TO BE DONE |
Continue the account of the 1997 shooting of law student Marta Russo at Rome's La Sapienza University, picking up right after its final sentence.

DOCUMENT PASSAGE |
* * *

One sunny May morning in 1997, Marta and her fellow law student Jolanda Ricci were strolling along the broad alley that divides the Law and Political Science faculties at Rome's main university. Suddenly, Marta slumped to the ground.
At first Jolanda thought she had fainted. As she desperately tried to revive her friend, a passersby called for help. But Marta's skull had been pierced by a .22 calibre bullet. She died four days later without regaining consciousness. The 22-year-old was shot in broad daylight, at the centre of one of Italy's largest and most prestigious academic centres. The area was bustling with students, yet no one saw the assassin. Few even heard the fatal shot. Only later did some witnesses recalled a dull thud like the cracking of a plastic bottle.
Marta Russo lived at home with her parents in a southern Rome suburb, was in her second year in law school at La Sapienza University, drove a second-hand Fiat, had a regular boyfriend, was sporty and social. As Marta's father Donato pleaded for anyone who knew anything to come forward, police tried desperately to understand why she had been killed. There was no history of drugs, no jilted lovers, no particular political or religious convictions. Everyone described Marta as terribly normal.
In a country accustomed to mafia slayings and terrorist murders the death of Marta Russo nevertheless struck a deep chord. Campus killings were associated with America, a firearms culture and the breakdown of social values. At La Sapienza panic set in. Could a serial killer be at large in a seat of learning frequented by more than 100,000 young people each day?
Left- and right-wing students abandoned their traditional antipathy, to protest together. Anxious parents urged their children to wear motorbike helmets until they were inside the lecture halls. Tens of thousands of students turned out for Marta's funeral, along with the Prime Minister and numerous dignitaries. Even the Pope sent a message of condolence. The authorities promised that justice would be done, the Rome police chief vowed that his men would find the killer, and pressure from the media was relentless.
Nearly two years on, the trial of Marta's alleged killers is drawing to a close in a high-security court near Rome's Olympic stadium. But rather than setting her ghost to rest, the trial is raising more questions than it solves.
Finding the killer was always going to be difficult. The Italian press indulged in theories that ran from a settling of scores between cocaine dealers to a new terrorist destabilisation strategy. All the police had to go on was the location of the killing - a walkway between two four- storey buildings - and its time: a passerby called an ambulance on his cellphone at 11.42am.
Initial suspicions focused on a cleaning company with offices just yards from the murder scene. Among the workers were several arms enthusiasts, and modified toy pistols were found on the premises. But none of the weapons were compatible.
Attention then shifted to the ground-floor bathrooms in line with where Marta fell. But searches there revealed no clues. Identifying who was there on a busy day was impossible. No ID cards are needed at the entrance to La Sapienza so a killer from outside could easily pass unnoticed among students or workmen. Then there was the hypothesis of mistaken identity. Police thought the real target might have been Marta's friend, Jolanda, whose father is a senior official in the prison service and had been in charge of Rome's maximum security Rebibbia prison. There was even a possible mafia connection. A young Sicilian woman, whose father had rebelled against mafia demands for protection money, said she believed mob hitmen had mistaken Marta for her. They were of similar height, and both were law students and blonde.

* * *

RECORDED INFORMATION |
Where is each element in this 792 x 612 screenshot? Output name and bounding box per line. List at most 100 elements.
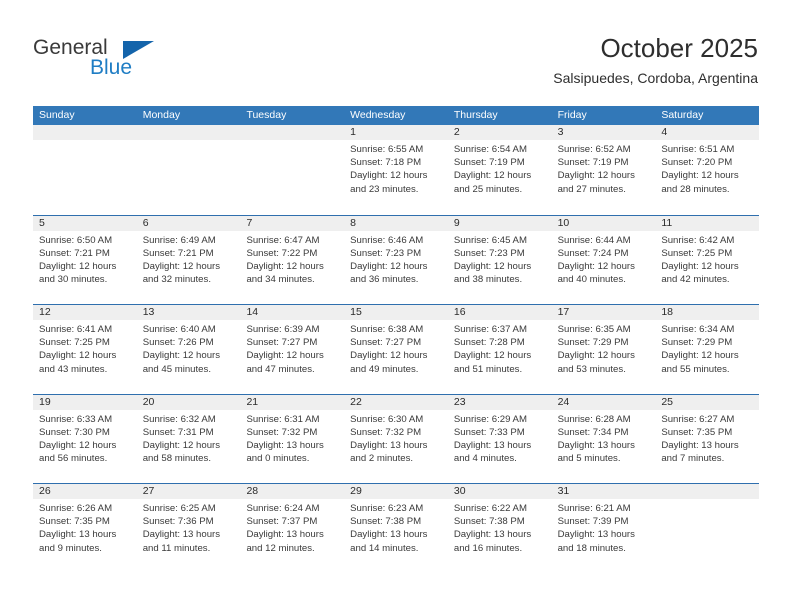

* * *

TASK RESPONSE |
The breakthrough came on 19 May 1997, 10 days after the crime. Forensic tests revealed chemical components compatible with gunpowder on the window ledge of Room Six, a reading room in the Department of Legal Philosophy. An experiment with laser rays on the trajectory of the bullet also pointed to Room Six.
Around 25 people regularly went there to use the computers or consult weighty reference books. All department employees were brought in for questioning. The investigators were expecting full co-operation, given that the department was dedicated to the study of legal principles. They couldn't have been more wrong.
Rome's police chief spoke of a climate of "omerta", the term for mafia silence. Those questioned were reticent and appeared more worried about protecting their jobs and the department's reputation than helping find the killer. This was confirmed by a telephone tap on the department head, Bruno Romano, who was heard discouraging his staff from giving evidence. A respected and popular academic, Romano was briefly arrested for obstructing justice, charges that were later dropped. The impression arose that there was a collective desire to keep the spotlight off Italy's much criticised university system.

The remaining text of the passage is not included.